• **Task prompt**: Scan the lines below; pull out those with "here".

Stored dataset items
▼

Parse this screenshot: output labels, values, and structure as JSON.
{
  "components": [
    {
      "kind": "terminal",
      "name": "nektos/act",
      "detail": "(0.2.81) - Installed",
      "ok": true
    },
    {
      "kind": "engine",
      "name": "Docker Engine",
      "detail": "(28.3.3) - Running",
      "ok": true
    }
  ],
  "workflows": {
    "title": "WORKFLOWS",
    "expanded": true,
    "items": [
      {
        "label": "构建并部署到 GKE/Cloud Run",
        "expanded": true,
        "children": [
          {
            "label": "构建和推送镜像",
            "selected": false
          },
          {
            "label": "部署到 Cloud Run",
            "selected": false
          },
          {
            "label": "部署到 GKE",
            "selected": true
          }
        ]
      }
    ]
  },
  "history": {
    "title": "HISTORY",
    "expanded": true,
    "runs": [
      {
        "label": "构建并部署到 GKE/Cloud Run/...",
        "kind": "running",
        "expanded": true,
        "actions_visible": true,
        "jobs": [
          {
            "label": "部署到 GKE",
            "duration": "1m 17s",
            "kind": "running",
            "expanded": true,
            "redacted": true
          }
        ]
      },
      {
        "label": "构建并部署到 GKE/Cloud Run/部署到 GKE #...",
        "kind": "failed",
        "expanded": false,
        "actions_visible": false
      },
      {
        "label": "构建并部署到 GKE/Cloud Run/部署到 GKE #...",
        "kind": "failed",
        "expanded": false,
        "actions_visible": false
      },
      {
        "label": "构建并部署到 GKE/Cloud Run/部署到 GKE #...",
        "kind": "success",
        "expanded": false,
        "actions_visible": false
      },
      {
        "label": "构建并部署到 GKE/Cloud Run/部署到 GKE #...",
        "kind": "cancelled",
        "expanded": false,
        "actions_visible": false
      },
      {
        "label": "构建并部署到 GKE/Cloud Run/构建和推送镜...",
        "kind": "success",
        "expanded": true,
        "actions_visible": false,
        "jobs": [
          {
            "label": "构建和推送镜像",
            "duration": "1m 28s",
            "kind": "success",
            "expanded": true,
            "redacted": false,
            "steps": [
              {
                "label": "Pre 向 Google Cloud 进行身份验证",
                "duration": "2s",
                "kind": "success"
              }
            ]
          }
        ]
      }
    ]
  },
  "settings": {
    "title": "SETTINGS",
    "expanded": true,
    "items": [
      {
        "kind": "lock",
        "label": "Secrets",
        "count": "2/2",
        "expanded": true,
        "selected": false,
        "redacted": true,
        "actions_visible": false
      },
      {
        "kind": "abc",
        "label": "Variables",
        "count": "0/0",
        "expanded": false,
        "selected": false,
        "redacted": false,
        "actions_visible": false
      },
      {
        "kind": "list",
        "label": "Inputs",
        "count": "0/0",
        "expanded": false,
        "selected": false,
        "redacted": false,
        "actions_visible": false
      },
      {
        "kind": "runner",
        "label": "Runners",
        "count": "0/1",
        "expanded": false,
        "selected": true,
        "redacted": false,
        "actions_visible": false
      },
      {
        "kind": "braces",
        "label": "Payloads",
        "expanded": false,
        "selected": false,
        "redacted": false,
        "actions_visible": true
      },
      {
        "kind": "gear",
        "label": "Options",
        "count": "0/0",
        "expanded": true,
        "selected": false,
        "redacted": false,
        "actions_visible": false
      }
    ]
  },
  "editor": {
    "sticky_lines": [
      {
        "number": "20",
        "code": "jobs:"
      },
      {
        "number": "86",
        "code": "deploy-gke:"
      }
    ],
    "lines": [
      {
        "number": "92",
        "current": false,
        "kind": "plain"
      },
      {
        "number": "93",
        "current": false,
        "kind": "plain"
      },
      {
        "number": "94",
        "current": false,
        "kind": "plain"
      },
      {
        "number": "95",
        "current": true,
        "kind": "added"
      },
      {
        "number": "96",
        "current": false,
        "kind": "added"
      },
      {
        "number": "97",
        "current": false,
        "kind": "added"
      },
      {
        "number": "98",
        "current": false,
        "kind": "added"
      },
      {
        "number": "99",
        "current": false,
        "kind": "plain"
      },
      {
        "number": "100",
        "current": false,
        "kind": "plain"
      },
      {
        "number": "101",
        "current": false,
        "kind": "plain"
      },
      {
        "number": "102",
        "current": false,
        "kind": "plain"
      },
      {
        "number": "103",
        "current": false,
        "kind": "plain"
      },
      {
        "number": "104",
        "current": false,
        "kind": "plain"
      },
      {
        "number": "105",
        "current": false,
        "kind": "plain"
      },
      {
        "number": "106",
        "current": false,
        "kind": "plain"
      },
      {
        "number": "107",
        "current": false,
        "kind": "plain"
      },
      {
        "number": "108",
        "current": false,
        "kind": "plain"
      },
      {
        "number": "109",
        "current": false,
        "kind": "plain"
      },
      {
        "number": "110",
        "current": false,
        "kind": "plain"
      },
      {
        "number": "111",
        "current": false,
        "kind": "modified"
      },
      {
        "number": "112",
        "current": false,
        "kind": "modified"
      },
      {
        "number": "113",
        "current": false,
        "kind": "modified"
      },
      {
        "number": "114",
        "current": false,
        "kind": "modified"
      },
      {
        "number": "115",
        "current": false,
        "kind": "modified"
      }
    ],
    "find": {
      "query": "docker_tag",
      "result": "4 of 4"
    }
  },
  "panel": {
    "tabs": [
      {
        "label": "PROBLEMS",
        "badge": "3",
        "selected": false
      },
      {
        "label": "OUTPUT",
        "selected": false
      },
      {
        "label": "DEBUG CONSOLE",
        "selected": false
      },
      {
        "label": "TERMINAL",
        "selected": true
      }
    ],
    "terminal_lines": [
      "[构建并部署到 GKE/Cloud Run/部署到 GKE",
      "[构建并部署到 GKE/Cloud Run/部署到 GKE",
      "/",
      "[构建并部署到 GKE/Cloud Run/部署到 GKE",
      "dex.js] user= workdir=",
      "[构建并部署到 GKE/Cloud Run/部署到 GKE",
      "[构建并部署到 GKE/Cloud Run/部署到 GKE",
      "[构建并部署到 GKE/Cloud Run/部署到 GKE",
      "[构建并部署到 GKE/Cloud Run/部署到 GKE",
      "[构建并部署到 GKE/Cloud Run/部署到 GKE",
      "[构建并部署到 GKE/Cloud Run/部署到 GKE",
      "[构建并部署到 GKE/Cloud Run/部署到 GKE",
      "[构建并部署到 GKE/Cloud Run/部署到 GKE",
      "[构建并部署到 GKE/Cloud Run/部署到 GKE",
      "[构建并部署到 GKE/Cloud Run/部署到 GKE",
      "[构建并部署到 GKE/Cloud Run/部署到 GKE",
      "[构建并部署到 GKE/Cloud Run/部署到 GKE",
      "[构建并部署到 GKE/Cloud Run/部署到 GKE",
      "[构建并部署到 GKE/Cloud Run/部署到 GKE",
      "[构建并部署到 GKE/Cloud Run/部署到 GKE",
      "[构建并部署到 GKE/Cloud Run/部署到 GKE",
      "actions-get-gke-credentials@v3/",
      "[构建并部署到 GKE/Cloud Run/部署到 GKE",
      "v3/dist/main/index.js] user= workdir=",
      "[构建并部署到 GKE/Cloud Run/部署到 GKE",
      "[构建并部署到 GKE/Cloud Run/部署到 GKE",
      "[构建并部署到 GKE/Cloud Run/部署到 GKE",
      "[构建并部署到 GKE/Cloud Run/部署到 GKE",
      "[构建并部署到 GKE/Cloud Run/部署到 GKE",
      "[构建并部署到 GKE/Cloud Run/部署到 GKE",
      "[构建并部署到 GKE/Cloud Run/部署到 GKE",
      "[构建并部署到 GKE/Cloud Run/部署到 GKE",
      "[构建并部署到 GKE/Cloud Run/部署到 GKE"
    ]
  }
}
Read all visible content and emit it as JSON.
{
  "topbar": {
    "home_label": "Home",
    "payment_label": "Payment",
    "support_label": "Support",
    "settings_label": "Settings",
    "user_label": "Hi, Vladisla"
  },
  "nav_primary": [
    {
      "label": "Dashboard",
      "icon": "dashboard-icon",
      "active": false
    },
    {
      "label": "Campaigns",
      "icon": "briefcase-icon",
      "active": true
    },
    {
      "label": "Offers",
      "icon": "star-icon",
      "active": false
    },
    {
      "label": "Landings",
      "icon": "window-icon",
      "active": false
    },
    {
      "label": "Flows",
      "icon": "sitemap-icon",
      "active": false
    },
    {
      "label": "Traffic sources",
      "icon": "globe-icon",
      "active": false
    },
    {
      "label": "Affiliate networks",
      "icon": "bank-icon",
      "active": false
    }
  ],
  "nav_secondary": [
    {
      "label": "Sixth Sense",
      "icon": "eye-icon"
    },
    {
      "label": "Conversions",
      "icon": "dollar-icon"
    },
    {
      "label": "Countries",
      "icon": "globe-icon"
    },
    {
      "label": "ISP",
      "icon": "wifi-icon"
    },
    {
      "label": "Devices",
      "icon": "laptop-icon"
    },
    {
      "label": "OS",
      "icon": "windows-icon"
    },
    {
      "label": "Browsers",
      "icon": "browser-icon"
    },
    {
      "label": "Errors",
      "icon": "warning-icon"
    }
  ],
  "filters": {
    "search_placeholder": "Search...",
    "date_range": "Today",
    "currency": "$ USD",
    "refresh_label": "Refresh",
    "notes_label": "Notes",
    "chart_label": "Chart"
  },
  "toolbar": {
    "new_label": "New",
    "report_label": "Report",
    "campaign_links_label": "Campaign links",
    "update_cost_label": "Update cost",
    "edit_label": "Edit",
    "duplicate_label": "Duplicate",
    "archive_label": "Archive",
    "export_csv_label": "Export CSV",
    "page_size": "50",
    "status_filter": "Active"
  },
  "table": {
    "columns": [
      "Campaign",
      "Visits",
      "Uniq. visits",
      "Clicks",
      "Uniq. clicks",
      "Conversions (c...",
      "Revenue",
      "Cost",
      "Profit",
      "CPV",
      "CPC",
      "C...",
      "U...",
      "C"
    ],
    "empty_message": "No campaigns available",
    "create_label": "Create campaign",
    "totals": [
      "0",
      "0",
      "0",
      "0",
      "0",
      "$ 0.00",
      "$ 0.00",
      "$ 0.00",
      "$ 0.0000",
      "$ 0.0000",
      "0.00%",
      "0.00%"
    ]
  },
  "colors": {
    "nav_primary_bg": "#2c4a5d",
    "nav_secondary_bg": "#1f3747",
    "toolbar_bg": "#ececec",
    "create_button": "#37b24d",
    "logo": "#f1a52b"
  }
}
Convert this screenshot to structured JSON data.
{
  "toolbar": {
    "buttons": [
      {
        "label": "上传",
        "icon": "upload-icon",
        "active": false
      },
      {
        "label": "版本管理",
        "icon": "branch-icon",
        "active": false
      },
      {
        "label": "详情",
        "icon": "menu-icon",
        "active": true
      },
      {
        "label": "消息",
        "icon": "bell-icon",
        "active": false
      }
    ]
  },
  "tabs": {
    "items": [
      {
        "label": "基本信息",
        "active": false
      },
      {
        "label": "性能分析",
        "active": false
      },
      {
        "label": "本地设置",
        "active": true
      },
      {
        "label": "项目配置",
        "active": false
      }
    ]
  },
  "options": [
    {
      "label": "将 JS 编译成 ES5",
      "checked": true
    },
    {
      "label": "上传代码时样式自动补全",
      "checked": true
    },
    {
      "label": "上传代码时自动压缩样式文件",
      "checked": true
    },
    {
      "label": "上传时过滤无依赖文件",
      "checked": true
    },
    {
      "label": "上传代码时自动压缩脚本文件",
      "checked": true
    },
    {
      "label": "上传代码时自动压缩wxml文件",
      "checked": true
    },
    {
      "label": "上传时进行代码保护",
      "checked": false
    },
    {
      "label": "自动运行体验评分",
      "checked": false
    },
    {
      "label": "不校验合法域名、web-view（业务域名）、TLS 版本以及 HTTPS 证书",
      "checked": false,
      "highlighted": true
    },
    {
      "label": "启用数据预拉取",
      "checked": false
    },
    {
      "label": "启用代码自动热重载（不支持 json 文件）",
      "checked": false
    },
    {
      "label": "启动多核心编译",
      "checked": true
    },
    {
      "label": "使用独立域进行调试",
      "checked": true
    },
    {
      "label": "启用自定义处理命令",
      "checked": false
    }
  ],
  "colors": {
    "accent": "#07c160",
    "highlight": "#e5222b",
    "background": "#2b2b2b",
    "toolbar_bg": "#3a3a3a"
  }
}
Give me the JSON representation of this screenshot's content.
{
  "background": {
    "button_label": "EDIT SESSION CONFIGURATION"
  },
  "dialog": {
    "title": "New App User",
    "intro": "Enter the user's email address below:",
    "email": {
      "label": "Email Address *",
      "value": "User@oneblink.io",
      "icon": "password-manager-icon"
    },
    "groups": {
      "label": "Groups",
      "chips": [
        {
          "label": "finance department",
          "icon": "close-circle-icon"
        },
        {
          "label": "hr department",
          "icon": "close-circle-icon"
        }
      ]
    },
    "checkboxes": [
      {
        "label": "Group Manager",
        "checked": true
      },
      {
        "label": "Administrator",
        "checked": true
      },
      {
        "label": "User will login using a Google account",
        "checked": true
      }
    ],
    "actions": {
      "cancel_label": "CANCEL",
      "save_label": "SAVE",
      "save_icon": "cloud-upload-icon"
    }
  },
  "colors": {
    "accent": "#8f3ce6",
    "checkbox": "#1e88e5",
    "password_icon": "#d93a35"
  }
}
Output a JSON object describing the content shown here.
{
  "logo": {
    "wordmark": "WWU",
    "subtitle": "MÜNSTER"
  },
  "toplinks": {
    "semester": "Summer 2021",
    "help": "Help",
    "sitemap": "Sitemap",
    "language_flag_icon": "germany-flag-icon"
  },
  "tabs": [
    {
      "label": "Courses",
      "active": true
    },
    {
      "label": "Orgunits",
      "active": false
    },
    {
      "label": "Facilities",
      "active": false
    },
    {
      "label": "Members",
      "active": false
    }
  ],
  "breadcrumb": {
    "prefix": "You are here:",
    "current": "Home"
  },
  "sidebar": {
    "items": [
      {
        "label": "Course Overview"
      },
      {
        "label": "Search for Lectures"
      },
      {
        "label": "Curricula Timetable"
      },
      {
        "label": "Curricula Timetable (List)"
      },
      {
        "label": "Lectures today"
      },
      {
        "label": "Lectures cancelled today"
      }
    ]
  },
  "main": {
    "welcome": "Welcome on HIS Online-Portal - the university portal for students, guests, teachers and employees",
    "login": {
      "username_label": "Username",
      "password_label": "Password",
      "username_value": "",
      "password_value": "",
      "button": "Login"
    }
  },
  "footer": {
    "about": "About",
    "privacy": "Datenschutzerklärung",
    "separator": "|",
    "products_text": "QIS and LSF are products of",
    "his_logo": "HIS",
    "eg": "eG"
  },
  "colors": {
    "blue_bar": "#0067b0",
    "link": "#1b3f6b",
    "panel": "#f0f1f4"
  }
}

▲

• **Response to this task**:
Output a JSON object describing the content shown here.
    "prefix": "You are here:",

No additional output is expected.